(Stated goal):
Transcribe each line of the material as it is, and drop any picture.

(Entries supplied):
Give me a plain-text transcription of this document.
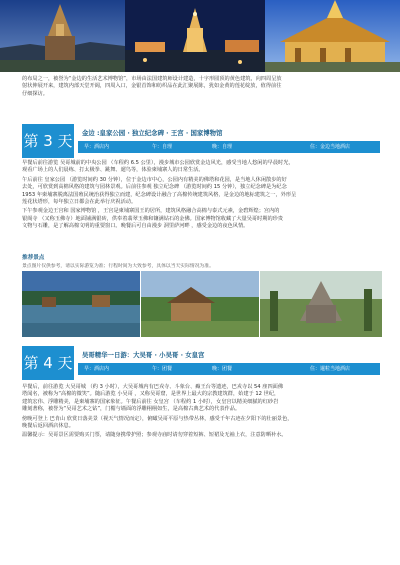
的布局之一，被誉为“金边的生活艺术博物馆”，市场由法国建筑师设计建造，十字形圆顶的黄色建筑，向四周呈放
射状伸展开来，建筑内部天堂开阔，四周入口，金银首饰和纺织品在此汇聚展陈，犹如金黄的莲花绽放，值得前往
仔细探访。
第 3 天 金边 :皇家公园 · 独立纪念碑 · 王宫 · 国家博物馆
早：酒店内	午：自理	晚：自理	住：金边当地酒店
早餐后前往游览 吴哥城前的中央公园 （车程约 6.5 公里），漫步城市公园欣赏金边风光，感受当地人悠闲的早晨时光，
观看广场上的人们晨练、打太极拳、跳舞、遛鸟等，体验柬埔寨人的日常生活。
午后前往 皇家公园 （游览时间约 30 分钟），位于金边市中心，公园内有精美的佛塔和花园，是当地人休闲散步的好
去处，可欣赏到高棉风格的建筑与园林景观。后前往参观 独立纪念碑 （游览时间约 15 分钟），独立纪念碑是为纪念
1953 年柬埔寨脱离法国殖民统治获得独立而建，纪念碑设计融合了高棉传统建筑风格，是金边的地标建筑之一，外形呈
莲花状塔形，每年独立日都会在此举行庆祝活动。
下午参观金边王宫和 国家博物馆 ，王宫是柬埔寨国王的居所，建筑风格融合高棉与泰式元素，金碧辉煌；宫内的
银阁寺 （又称玉佛寺）地面铺满银砖，供奉着翡翠玉佛和镶满钻石的金佛。国家博物馆收藏了大量吴哥时期的珍贵
文物与石雕，是了解高棉文明的重要窗口。晚餐后可自由漫步 洞里萨河畔 ，感受金边的夜色风情。
推荐景点
景点图片仅供参考，请以实际游览为准；行程时间为大致参考，具体以当天实际情况为准。
第 4 天 吴哥精华一日游：大吴哥 · 小吴哥 · 女皇宫
早：酒店内	午：团餐	晚：团餐	住：暹粒当地酒店
早餐后，前往游览 大吴哥城 （约 3 小时），大吴哥城内有巴戎寺、斗象台、癫王台等遗迹，巴戎寺以 54 座四面佛
塔闻名，被称为“高棉的微笑”。随后游览 小吴哥 ，又称吴哥窟，是世界上最大的宗教建筑群，始建于 12 世纪，
建筑宏伟、浮雕精美，是柬埔寨的国家象征。午餐后前往 女皇宫 （车程约 1 小时），女皇宫以精美细腻的红砂岩
雕刻著称，被誉为“吴哥艺术之钻”，门楣与墙面的浮雕栩栩如生，是高棉古典艺术的代表作品。
傍晚可登上 巴肯山 欣赏日落美景（视天气情况而定），俯瞰吴哥平原与热带丛林，感受千年古迹在夕阳下的壮丽景色，
晚餐后返回酒店休息。
温馨提示：吴哥景区需要购买门票，请随身携带护照；参观寺庙时请勿穿着短裤、短裙及无袖上衣，注意防晒补水。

(Output for this task):
Give me a plain-text transcription of this document.
的布局之一，被誉为“金边的生活艺术博物馆”，市场由法国建筑师设计建造，十字形圆顶的黄色建筑，向四周呈放
射状伸展开来，建筑内部天堂开阔，四周入口，金银首饰和纺织品在此汇聚展陈，犹如金黄的莲花绽放，值得前往
仔细探访。
第 3 天 金边 :皇家公园 · 独立纪念碑 · 王宫 · 国家博物馆
早：酒店内	午：自理	晚：自理	住：金边当地酒店
早餐后前往游览 吴哥城前的中央公园 （车程约 6.5 公里），漫步城市公园欣赏金边风光，感受当地人悠闲的早晨时光，
观看广场上的人们晨练、打太极拳、跳舞、遛鸟等，体验柬埔寨人的日常生活。
午后前往 皇家公园 （游览时间约 30 分钟），位于金边市中心，公园内有精美的佛塔和花园，是当地人休闲散步的好
去处，可欣赏到高棉风格的建筑与园林景观。后前往参观 独立纪念碑 （游览时间约 15 分钟），独立纪念碑是为纪念
1953 年柬埔寨脱离法国殖民统治获得独立而建，纪念碑设计融合了高棉传统建筑风格，是金边的地标建筑之一，外形呈
莲花状塔形，每年独立日都会在此举行庆祝活动。
下午参观金边王宫和 国家博物馆 ，王宫是柬埔寨国王的居所，建筑风格融合高棉与泰式元素，金碧辉煌；宫内的
银阁寺 （又称玉佛寺）地面铺满银砖，供奉着翡翠玉佛和镶满钻石的金佛。国家博物馆收藏了大量吴哥时期的珍贵
文物与石雕，是了解高棉文明的重要窗口。晚餐后可自由漫步 洞里萨河畔 ，感受金边的夜色风情。
推荐景点
景点图片仅供参考，请以实际游览为准；行程时间为大致参考，具体以当天实际情况为准。
第 4 天 吴哥精华一日游：大吴哥 · 小吴哥 · 女皇宫
早：酒店内	午：团餐	晚：团餐	住：暹粒当地酒店
早餐后，前往游览 大吴哥城 （约 3 小时），大吴哥城内有巴戎寺、斗象台、癫王台等遗迹，巴戎寺以 54 座四面佛
塔闻名，被称为“高棉的微笑”。随后游览 小吴哥 ，又称吴哥窟，是世界上最大的宗教建筑群，始建于 12 世纪，
建筑宏伟、浮雕精美，是柬埔寨的国家象征。午餐后前往 女皇宫 （车程约 1 小时），女皇宫以精美细腻的红砂岩
雕刻著称，被誉为“吴哥艺术之钻”，门楣与墙面的浮雕栩栩如生，是高棉古典艺术的代表作品。
傍晚可登上 巴肯山 欣赏日落美景（视天气情况而定），俯瞰吴哥平原与热带丛林，感受千年古迹在夕阳下的壮丽景色，
晚餐后返回酒店休息。
温馨提示：吴哥景区需要购买门票，请随身携带护照；参观寺庙时请勿穿着短裤、短裙及无袖上衣，注意防晒补水。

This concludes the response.